Given text >>

* Start *

You’re probably thinking to yourself-why would you make granola when you can just buy a box of it at the grocery store? Well, friend, store bought granola is expensive and much less tasty. This recipe has a hands on time of about 5 minutes and the final result has the best flavor and texture-perfectly nutty and crunchy. You may never buy granola again.

Homemade Granola


  • 4 C old-fashioned rolled oats (not quick cooking)
  • 1 C sliced almonds
  • 1/2 C shredded coconut (preferably unsweetened)
  • 1/4 C unsalted pepitas (hulled pumpkin seeds) and/or shelled sunflower seeds (I like to use 1/4 cup of both)
  • 1/2 C pure maple syrup
  • 2 T canola oil
  • 1 t vanilla
  • 1 t almond extract
  • 1/2 t kosher salt
  • 1 C dried fruit (such as cherries, cranberries, raisins, or currants)-optional

Heat oven to 350. On a rimmed baking sheet, toss the oats, almonds, coconut, and pepitas with the maple syrup, oil, vanilla, almond extract, and salt.

Bake, tossing once, until golden and crisp, 25 to 30 minutes. Add the dried fruit if using and toss to combine. Let cool. Keep at room temperature in an airtight container for up to 1 month. Makes 6 cups

Recipe adapted from Real Simple.

Side note: I once was out of maple syrup, so I substituted honey. Don’t try this unless you like your granola charred and your kitchen filled with smoke .




Hazelnut cupcakes with mousse filling


This is probably the most ambitious thing I’ve baked in a while. We won’t talk about the semi-disastrous pirate ship “shipwrecked” cake for my sister’s fiancé’s son’s 3rd birthday. (Hint: it wasn’t supposed to look shipwrecked.)

The recipe is adapted ever so slightly from Vegan Cupcakes take over the World, quite a good cupcake cookbook even if you’re not vegan, which I am not. So my cupcakes were sort of vegan because I had only regular milk on hand though the recipe intends for soy or nut milk to be used in actuality. It tastes just as good either way. Your friends will never guess the secret ingredient in the mousse, just as my unsuspecting coworkers didn’t. Legit deliciousness.

The cupcakes are meant to be filled with the mousse and topped with ganache, but I was running short on chocolate chips and the mousse recipe makes a lot, so I decided to fill AND top the cupcakes with the mousse. I have included the ganache recipe below if you’d like to go that route.

A note on toasting hazelnuts: it’s easiest to toast them in a skillet on the stovetop, just be sure to be vigilant, because they can burn in a second. Once they’re nice and golden brown, let them cool off for a minute then pour them onto a clean kitchen towel. Fold the towel over top and rub them until the skins come off. Obviously, you can skip this step if your nuts came without the papery peel on the outside.

Directions: Prepare hazelnut mousse first so it can chill. Make the cupcakes. Once they are completely cool, prepare the ganache.

Hazelnut cupcakes with mocha hazelnut mousse filling


  • 1 C plus 2 T all-purpose flour
  • 1/3 C hazelnut meal or flour (I just ground up toasted hazelnuts in my coffee/spice grinder)

* End *

Do this >> Return the part of the recipe post between "Heat oven to" and "from Real Simple.", inclusive, copied word for word.

Dataset rows >>
* Start *

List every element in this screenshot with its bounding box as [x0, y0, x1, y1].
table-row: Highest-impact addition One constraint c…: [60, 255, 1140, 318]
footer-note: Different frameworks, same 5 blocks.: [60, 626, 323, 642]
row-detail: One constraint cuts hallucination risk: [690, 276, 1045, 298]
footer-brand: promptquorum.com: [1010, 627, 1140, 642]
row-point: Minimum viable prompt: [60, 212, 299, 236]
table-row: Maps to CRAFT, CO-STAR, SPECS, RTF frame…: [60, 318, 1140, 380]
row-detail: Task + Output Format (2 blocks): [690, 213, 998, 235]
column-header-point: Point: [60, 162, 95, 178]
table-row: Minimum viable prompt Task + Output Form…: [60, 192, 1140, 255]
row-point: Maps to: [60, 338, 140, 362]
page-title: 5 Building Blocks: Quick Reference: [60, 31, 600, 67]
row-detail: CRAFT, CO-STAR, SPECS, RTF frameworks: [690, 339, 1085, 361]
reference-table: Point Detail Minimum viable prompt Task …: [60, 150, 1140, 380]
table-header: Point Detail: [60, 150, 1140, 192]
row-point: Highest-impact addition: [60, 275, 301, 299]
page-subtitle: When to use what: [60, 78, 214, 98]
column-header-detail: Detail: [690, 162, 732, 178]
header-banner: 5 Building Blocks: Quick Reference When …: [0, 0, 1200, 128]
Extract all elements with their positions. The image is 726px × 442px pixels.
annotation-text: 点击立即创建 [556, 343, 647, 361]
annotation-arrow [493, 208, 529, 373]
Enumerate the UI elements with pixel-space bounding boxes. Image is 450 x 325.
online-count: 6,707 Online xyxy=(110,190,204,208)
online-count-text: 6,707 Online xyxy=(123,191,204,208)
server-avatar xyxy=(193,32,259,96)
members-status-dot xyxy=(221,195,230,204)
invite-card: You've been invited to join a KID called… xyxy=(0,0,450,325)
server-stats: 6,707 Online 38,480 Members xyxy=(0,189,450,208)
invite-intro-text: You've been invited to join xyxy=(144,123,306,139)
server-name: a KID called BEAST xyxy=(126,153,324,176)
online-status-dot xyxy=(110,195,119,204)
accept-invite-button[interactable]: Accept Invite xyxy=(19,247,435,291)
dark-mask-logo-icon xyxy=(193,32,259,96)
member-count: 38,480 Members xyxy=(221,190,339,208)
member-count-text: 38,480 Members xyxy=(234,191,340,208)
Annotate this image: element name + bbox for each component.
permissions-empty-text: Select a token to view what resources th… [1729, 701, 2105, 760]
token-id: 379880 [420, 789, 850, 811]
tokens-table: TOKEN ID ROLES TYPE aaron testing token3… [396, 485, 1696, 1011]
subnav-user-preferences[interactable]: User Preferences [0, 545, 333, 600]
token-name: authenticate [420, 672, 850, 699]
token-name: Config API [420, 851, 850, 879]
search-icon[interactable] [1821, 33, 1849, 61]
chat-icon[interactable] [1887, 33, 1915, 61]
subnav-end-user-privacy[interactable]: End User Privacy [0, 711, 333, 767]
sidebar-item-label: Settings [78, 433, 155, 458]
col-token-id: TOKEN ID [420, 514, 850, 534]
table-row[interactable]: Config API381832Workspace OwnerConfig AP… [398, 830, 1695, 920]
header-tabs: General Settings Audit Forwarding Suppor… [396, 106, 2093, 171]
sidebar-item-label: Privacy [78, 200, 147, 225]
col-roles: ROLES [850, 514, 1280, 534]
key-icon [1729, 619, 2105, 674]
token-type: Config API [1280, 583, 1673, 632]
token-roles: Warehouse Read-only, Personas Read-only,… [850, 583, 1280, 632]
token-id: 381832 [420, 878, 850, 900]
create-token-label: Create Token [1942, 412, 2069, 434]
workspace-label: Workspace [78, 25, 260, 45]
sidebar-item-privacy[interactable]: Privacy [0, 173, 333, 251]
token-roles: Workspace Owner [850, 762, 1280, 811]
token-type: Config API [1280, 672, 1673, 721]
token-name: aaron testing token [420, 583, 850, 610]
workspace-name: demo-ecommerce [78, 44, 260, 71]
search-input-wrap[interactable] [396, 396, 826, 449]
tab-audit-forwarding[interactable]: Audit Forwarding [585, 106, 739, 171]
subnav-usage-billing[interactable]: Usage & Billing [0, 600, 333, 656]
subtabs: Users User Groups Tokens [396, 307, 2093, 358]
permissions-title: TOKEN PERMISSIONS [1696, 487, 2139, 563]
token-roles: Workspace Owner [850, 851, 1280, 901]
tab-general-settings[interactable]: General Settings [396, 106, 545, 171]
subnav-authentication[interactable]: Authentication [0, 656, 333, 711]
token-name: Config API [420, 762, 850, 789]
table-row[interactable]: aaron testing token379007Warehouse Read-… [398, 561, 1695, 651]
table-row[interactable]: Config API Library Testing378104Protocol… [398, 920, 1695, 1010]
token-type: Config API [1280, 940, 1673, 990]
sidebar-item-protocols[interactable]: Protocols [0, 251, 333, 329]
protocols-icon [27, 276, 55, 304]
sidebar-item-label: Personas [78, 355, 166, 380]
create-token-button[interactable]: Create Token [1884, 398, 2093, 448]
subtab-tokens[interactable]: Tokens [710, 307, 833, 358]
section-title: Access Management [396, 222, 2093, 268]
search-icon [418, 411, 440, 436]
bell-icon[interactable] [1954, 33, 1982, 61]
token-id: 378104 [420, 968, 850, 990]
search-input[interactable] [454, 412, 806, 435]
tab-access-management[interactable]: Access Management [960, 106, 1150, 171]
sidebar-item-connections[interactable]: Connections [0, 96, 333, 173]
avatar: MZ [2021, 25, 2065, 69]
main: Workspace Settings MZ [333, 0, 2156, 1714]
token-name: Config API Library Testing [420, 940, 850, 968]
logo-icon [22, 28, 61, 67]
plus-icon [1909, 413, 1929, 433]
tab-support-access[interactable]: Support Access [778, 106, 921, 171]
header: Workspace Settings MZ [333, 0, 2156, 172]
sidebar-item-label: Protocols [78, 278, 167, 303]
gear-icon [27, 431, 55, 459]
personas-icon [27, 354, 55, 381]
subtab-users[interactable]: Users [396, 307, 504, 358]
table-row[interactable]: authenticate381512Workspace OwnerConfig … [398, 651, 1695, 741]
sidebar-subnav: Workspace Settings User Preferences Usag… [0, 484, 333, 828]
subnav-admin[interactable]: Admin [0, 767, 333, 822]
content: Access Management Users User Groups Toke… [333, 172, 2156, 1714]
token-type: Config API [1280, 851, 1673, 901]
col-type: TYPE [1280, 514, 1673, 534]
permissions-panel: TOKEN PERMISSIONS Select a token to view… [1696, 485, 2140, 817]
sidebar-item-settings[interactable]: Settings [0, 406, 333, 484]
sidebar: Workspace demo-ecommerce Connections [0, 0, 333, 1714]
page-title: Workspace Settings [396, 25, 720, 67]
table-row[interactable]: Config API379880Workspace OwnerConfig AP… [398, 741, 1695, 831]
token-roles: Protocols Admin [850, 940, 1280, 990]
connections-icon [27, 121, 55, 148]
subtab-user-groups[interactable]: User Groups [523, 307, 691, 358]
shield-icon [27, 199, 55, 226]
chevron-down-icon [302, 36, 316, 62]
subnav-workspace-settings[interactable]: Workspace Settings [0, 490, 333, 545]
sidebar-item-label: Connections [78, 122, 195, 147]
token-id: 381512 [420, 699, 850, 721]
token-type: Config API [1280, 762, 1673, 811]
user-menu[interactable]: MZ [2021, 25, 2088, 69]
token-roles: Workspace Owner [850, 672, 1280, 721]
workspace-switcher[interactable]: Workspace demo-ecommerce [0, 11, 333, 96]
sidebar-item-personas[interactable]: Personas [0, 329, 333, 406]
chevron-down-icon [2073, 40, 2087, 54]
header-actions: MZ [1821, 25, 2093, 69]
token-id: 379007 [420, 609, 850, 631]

* End *

Expected answer >>
Heat oven to 350. On a rimmed baking sheet, toss the oats, almonds, coconut, and pepitas with the maple syrup, oil, vanilla, almond extract, and salt.

Bake, tossing once, until golden and crisp, 25 to 30 minutes. Add the dried fruit if using and toss to combine. Let cool. Keep at room temperature in an airtight container for up to 1 month. Makes 6 cups

Recipe adapted from Real Simple.